-------- GIVEN RECORDS

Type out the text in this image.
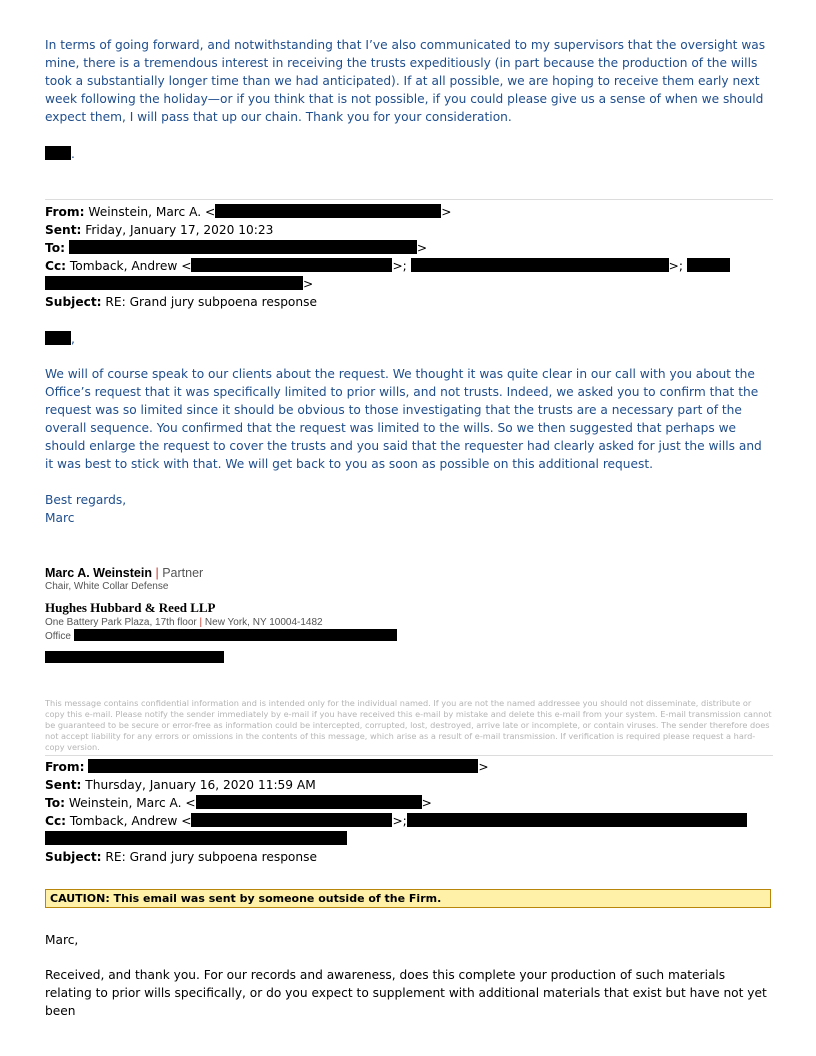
In terms of going forward, and notwithstanding that I’ve also communicated to my supervisors that the oversight was mine, there is a tremendous interest in receiving the trusts expeditiously (in part because the production of the wills took a substantially longer time than we had anticipated). If at all possible, we are hoping to receive them early next week following the holiday—or if you think that is not possible, if you could please give us a sense of when we should expect them, I will pass that up our chain. Thank you for your consideration.
.
From: Weinstein, Marc A. <	>
Sent: Friday, January 17, 2020 10:23
To:	>
Cc: Tomback, Andrew <	>;	>;
>
Subject: RE: Grand jury subpoena response
,
We will of course speak to our clients about the request. We thought it was quite clear in our call with you about the Office’s request that it was specifically limited to prior wills, and not trusts. Indeed, we asked you to confirm that the request was so limited since it should be obvious to those investigating that the trusts are a necessary part of the overall sequence. You confirmed that the request was limited to the wills. So we then suggested that perhaps we should enlarge the request to cover the trusts and you said that the requester had clearly asked for just the wills and it was best to stick with that. We will get back to you as soon as possible on this additional request.
Best regards,
Marc
Marc A. Weinstein | Partner
Chair, White Collar Defense
Hughes Hubbard & Reed LLP
One Battery Park Plaza, 17th floor | New York, NY 10004-1482
Office
This message contains confidential information and is intended only for the individual named. If you are not the named addressee you should not disseminate, distribute or copy this e-mail. Please notify the sender immediately by e-mail if you have received this e-mail by mistake and delete this e-mail from your system. E-mail transmission cannot be guaranteed to be secure or error-free as information could be intercepted, corrupted, lost, destroyed, arrive late or incomplete, or contain viruses. The sender therefore does not accept liability for any errors or omissions in the contents of this message, which arise as a result of e-mail transmission. If verification is required please request a hard-copy version.
From:	>
Sent: Thursday, January 16, 2020 11:59 AM
To: Weinstein, Marc A. <	>
Cc: Tomback, Andrew <	>;
Subject: RE: Grand jury subpoena response
CAUTION: This email was sent by someone outside of the Firm.
Marc,
Received, and thank you. For our records and awareness, does this complete your production of such materials relating to prior wills specifically, or do you expect to supplement with additional materials that exist but have not yet been
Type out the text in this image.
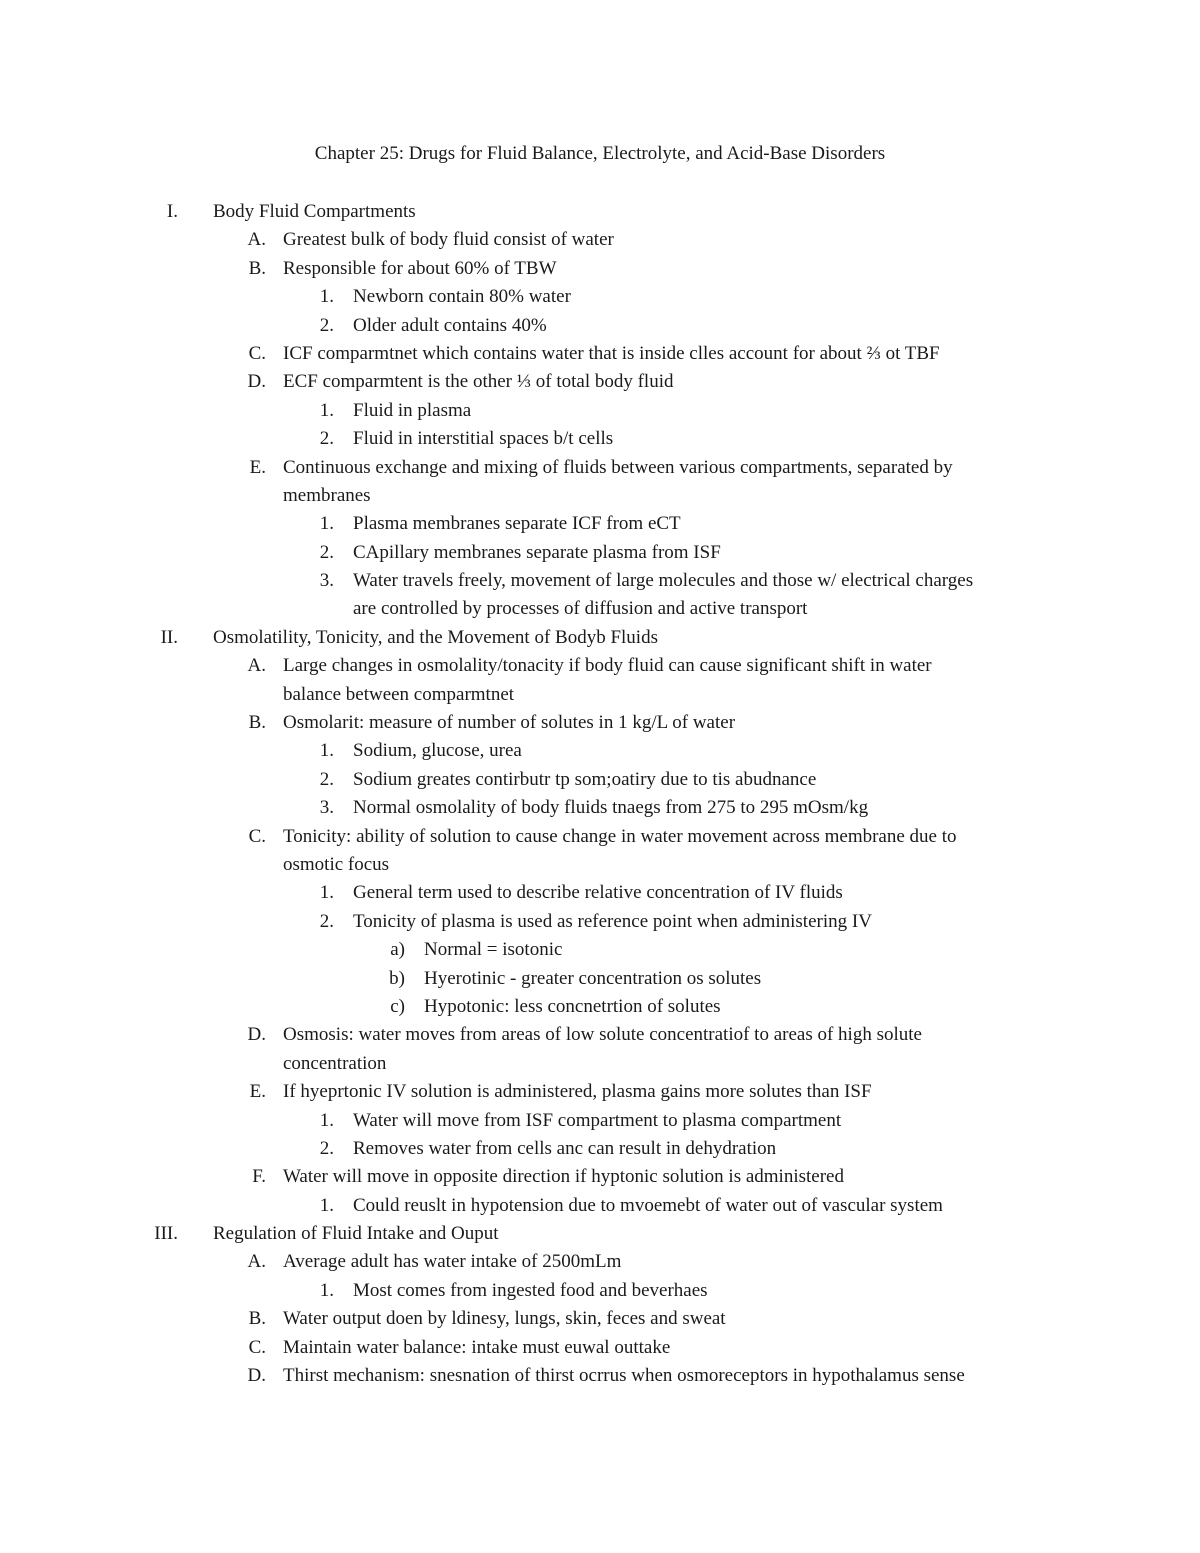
Chapter 25: Drugs for Fluid Balance, Electrolyte, and Acid-Base Disorders
I. Body Fluid Compartments
A. Greatest bulk of body fluid consist of water
B. Responsible for about 60% of TBW
1. Newborn contain 80% water
2. Older adult contains 40%
C. ICF comparmtnet which contains water that is inside clles account for about ⅔ ot TBF
D. ECF comparmtent is the other ⅓ of total body fluid
1. Fluid in plasma
2. Fluid in interstitial spaces b/t cells
E. Continuous exchange and mixing of fluids between various compartments, separated by
membranes
1. Plasma membranes separate ICF from eCT
2. CApillary membranes separate plasma from ISF
3. Water travels freely, movement of large molecules and those w/ electrical charges
are controlled by processes of diffusion and active transport
II. Osmolatility, Tonicity, and the Movement of Bodyb Fluids
A. Large changes in osmolality/tonacity if body fluid can cause significant shift in water
balance between comparmtnet
B. Osmolarit: measure of number of solutes in 1 kg/L of water
1. Sodium, glucose, urea
2. Sodium greates contirbutr tp som;oatiry due to tis abudnance
3. Normal osmolality of body fluids tnaegs from 275 to 295 mOsm/kg
C. Tonicity: ability of solution to cause change in water movement across membrane due to
osmotic focus
1. General term used to describe relative concentration of IV fluids
2. Tonicity of plasma is used as reference point when administering IV
a) Normal = isotonic
b) Hyerotinic - greater concentration os solutes
c) Hypotonic: less concnetrtion of solutes
D. Osmosis: water moves from areas of low solute concentratiof to areas of high solute
concentration
E. If hyeprtonic IV solution is administered, plasma gains more solutes than ISF
1. Water will move from ISF compartment to plasma compartment
2. Removes water from cells anc can result in dehydration
F. Water will move in opposite direction if hyptonic solution is administered
1. Could reuslt in hypotension due to mvoemebt of water out of vascular system
III. Regulation of Fluid Intake and Ouput
A. Average adult has water intake of 2500mLm
1. Most comes from ingested food and beverhaes
B. Water output doen by ldinesy, lungs, skin, feces and sweat
C. Maintain water balance: intake must euwal outtake
D. Thirst mechanism: snesnation of thirst ocrrus when osmoreceptors in hypothalamus sense
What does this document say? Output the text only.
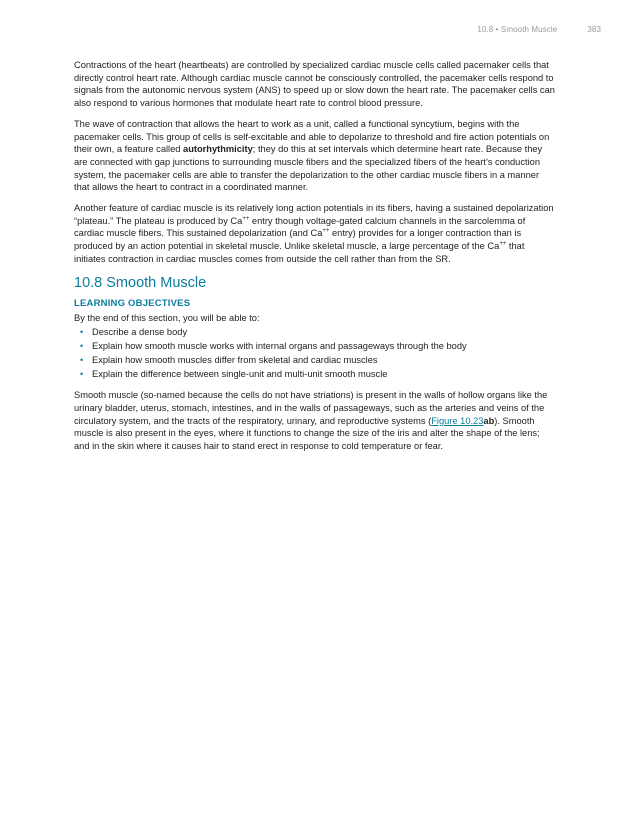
10.8 • Smooth Muscle	383

Contractions of the heart (heartbeats) are controlled by specialized cardiac muscle cells called pacemaker cells that directly control heart rate. Although cardiac muscle cannot be consciously controlled, the pacemaker cells respond to signals from the autonomic nervous system (ANS) to speed up or slow down the heart rate. The pacemaker cells can also respond to various hormones that modulate heart rate to control blood pressure.

The wave of contraction that allows the heart to work as a unit, called a functional syncytium, begins with the pacemaker cells. This group of cells is self-excitable and able to depolarize to threshold and fire action potentials on their own, a feature called autorhythmicity; they do this at set intervals which determine heart rate. Because they are connected with gap junctions to surrounding muscle fibers and the specialized fibers of the heart’s conduction system, the pacemaker cells are able to transfer the depolarization to the other cardiac muscle fibers in a manner that allows the heart to contract in a coordinated manner.

Another feature of cardiac muscle is its relatively long action potentials in its fibers, having a sustained depolarization “plateau.” The plateau is produced by Ca++ entry though voltage-gated calcium channels in the sarcolemma of cardiac muscle fibers. This sustained depolarization (and Ca++ entry) provides for a longer contraction than is produced by an action potential in skeletal muscle. Unlike skeletal muscle, a large percentage of the Ca++ that initiates contraction in cardiac muscles comes from outside the cell rather than from the SR.

10.8 Smooth Muscle
LEARNING OBJECTIVES

By the end of this section, you will be able to:

• Describe a dense body
• Explain how smooth muscle works with internal organs and passageways through the body
• Explain how smooth muscles differ from skeletal and cardiac muscles
• Explain the difference between single-unit and multi-unit smooth muscle

Smooth muscle (so-named because the cells do not have striations) is present in the walls of hollow organs like the urinary bladder, uterus, stomach, intestines, and in the walls of passageways, such as the arteries and veins of the circulatory system, and the tracts of the respiratory, urinary, and reproductive systems (Figure 10.23ab). Smooth muscle is also present in the eyes, where it functions to change the size of the iris and alter the shape of the lens; and in the skin where it causes hair to stand erect in response to cold temperature or fear.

----------------

■ EXERCISE BRIEF: Would you count the lines in the data that contain "various" and answer with only the number?

■ WRITTEN REPLY: 2